» 記事抜粋

ニュースダイジェストの制作業務
Sun, 16 January 2022
6 January 2022 vol.1594

注文殺到、検査キット不足
年末年始の感染拡大に懸念

12月30日、イングランド南東部バークシャーのスラウでは市民にLFD検査キットが提供された
12月30日、イングランド南東部バークシャーのスラウでは市民にLFD検査キットが提供された

(ロンドン 12月31日 時事)新型コロナウイルスの新たな変異株「オミクロン株」が猛威を振るう英国で、検査キットの在庫不足が深刻化している。人の交流が活発化する年末年始を控え、事前検査用の注文が殺到したためだ。ジョンソン首相は「パーティーに行くなら検査を」と呼び掛けているが、検査したくてもできない事態が続き、住民の間に不安と戸惑いが広がっている。

英国では12月30日、1日当たりの新規感染者が18万9000人を突破し、過去最多を更新した。厳しい状況にもかかわらず、イングランドでは行動規制が強化されず、自宅やパブでパーティーを企画する人も多い。

政府は、パーティーなどに参加する場合は感染検査を行うよう推奨。無償配布の簡易検査用キットの需要が急激に高まり、品不足でネット注文がなかなかできず、薬局などでも入手困難となっている。

» 課題の指示
上の検査キット不足の記事から、「ニュースダイジェストの制作業務」で始まり「ーティーを企画する人も多い。」で終わる部分を、一字も変えずに打ち直してください。

» 提供データ
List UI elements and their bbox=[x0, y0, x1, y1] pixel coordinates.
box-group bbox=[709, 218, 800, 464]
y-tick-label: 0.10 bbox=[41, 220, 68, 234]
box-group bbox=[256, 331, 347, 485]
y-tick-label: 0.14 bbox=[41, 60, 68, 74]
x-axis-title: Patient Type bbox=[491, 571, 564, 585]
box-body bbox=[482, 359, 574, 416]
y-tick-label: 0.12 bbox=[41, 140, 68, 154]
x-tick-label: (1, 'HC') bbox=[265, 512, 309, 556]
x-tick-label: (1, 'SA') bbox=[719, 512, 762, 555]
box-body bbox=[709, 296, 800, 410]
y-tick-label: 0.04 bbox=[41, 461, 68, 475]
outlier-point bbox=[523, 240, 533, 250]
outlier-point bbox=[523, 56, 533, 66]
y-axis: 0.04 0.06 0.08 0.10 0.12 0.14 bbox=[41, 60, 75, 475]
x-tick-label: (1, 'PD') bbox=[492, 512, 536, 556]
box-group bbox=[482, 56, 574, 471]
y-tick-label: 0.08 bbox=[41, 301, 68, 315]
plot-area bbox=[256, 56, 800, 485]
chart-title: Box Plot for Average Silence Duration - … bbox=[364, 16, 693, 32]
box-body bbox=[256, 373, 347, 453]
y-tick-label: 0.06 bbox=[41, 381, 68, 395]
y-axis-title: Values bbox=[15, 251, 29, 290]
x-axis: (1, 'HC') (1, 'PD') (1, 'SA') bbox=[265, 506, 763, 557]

» 記述解答
ニュースダイジェストの制作業務
Sun, 16 January 2022
6 January 2022 vol.1594

注文殺到、検査キット不足
年末年始の感染拡大に懸念

12月30日、イングランド南東部バークシャーのスラウでは市民にLFD検査キットが提供された
12月30日、イングランド南東部バークシャーのスラウでは市民にLFD検査キットが提供された

(ロンドン 12月31日 時事)新型コロナウイルスの新たな変異株「オミクロン株」が猛威を振るう英国で、検査キットの在庫不足が深刻化している。人の交流が活発化する年末年始を控え、事前検査用の注文が殺到したためだ。ジョンソン首相は「パーティーに行くなら検査を」と呼び掛けているが、検査したくてもできない事態が続き、住民の間に不安と戸惑いが広がっている。

英国では12月30日、1日当たりの新規感染者が18万9000人を突破し、過去最多を更新した。厳しい状況にもかかわらず、イングランドでは行動規制が強化されず、自宅やパブでパーティーを企画する人も多い。